==== GIVEN DATA ====
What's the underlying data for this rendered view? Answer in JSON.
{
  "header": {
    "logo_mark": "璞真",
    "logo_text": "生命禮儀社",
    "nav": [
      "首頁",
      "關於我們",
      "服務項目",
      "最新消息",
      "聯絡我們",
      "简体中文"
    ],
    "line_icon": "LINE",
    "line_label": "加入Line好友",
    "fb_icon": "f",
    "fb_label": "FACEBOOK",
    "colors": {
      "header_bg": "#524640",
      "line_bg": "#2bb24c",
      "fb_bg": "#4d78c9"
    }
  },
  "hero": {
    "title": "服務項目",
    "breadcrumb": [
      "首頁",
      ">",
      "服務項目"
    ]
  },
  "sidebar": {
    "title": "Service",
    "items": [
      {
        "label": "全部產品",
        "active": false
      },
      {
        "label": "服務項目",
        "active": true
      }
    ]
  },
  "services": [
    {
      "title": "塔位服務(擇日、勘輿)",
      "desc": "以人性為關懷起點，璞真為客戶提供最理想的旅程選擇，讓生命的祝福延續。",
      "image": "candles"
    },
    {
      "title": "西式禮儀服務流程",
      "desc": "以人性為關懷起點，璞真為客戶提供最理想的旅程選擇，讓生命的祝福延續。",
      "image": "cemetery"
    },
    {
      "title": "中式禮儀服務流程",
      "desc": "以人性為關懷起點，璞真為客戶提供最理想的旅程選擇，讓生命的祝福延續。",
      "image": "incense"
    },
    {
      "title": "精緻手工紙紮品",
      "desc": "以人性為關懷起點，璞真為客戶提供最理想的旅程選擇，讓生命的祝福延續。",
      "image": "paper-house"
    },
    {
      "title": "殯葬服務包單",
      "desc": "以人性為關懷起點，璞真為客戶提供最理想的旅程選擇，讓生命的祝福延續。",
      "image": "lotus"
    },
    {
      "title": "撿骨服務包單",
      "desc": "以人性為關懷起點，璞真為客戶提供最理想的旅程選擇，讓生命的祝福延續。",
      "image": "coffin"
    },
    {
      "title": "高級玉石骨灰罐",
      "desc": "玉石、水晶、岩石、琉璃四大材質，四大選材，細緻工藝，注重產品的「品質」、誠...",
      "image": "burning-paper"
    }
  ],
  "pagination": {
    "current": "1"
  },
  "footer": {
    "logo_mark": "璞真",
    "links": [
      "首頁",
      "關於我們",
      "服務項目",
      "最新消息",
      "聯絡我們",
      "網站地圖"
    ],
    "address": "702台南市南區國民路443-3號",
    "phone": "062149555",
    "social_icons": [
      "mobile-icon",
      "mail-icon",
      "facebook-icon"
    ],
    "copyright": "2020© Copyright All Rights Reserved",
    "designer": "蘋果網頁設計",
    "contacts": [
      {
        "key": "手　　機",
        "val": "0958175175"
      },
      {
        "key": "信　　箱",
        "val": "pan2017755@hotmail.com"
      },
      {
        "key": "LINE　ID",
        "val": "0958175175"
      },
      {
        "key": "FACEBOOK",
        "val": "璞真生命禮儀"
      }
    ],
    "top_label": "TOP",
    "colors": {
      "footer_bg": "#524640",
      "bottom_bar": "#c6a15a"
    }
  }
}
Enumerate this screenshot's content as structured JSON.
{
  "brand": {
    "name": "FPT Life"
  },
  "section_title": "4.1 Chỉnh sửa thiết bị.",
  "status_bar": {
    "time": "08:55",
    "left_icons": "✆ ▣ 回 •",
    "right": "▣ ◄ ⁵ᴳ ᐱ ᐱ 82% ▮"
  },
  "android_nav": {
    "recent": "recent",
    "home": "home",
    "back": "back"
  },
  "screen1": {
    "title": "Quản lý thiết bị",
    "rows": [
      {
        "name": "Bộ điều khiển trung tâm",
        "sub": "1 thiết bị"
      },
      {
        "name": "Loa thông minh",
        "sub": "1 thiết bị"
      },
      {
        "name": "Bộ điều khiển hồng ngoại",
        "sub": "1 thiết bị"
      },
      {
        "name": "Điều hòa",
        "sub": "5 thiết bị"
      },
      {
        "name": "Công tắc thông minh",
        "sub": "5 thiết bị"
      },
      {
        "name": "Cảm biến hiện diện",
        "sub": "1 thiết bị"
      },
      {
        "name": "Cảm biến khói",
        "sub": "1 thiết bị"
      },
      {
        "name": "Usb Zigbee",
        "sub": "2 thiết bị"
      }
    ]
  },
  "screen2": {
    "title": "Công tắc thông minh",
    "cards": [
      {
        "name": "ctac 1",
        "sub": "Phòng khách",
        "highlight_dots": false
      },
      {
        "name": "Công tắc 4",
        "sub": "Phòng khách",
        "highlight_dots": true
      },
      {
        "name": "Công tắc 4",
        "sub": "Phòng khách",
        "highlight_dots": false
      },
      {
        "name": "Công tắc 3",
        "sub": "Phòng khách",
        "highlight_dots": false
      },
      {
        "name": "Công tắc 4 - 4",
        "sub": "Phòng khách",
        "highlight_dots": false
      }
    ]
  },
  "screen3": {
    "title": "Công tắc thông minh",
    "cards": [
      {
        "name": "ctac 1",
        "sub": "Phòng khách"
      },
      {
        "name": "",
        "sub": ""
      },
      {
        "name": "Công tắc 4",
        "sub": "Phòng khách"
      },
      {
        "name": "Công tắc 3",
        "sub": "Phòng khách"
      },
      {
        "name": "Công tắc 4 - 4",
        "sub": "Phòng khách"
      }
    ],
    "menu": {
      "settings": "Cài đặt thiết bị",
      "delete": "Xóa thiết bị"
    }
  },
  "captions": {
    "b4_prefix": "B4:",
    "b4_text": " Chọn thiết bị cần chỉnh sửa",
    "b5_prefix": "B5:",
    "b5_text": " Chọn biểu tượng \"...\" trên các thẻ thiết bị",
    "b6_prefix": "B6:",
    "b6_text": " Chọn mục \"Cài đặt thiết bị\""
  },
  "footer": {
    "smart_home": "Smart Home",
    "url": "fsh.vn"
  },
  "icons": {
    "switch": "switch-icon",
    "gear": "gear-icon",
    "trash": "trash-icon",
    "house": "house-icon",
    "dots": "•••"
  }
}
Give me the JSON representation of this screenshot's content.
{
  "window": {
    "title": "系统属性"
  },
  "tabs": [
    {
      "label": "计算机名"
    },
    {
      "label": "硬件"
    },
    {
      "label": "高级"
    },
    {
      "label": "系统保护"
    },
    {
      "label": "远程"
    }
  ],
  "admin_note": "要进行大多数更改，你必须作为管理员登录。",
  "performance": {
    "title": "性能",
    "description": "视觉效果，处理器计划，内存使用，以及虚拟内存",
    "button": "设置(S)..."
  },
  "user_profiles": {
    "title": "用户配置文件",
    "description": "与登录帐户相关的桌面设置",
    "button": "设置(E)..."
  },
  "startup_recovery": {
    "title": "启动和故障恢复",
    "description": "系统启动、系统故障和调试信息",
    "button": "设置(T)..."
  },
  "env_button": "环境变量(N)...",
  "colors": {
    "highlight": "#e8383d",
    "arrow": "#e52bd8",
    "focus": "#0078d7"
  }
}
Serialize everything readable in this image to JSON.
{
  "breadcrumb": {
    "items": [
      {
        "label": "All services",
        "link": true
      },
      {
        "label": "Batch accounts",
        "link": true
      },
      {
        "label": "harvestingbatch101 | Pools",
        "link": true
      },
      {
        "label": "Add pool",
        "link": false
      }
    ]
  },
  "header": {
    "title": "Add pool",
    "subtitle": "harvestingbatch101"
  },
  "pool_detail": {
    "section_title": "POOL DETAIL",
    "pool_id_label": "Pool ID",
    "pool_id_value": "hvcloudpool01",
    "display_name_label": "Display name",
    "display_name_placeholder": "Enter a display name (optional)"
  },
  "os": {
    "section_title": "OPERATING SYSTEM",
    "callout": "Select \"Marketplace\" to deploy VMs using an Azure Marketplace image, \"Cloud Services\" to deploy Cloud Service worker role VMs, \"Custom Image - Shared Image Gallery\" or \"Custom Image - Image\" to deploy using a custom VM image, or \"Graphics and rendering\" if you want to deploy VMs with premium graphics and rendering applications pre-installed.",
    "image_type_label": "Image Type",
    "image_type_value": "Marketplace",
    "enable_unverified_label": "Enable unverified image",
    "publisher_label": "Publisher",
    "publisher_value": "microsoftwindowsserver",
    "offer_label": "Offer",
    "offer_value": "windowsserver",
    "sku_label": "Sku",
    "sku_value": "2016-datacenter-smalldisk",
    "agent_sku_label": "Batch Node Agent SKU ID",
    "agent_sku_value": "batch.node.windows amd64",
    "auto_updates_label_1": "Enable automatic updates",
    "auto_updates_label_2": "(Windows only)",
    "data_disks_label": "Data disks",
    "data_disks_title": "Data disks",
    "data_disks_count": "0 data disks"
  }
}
====
In the entries above, identify every line with the string "thông".

> TASK ANSWER:
        "name": "Loa thông minh",
        "name": "Công tắc thông minh",
    "title": "Công tắc thông minh",
    "title": "Công tắc thông minh",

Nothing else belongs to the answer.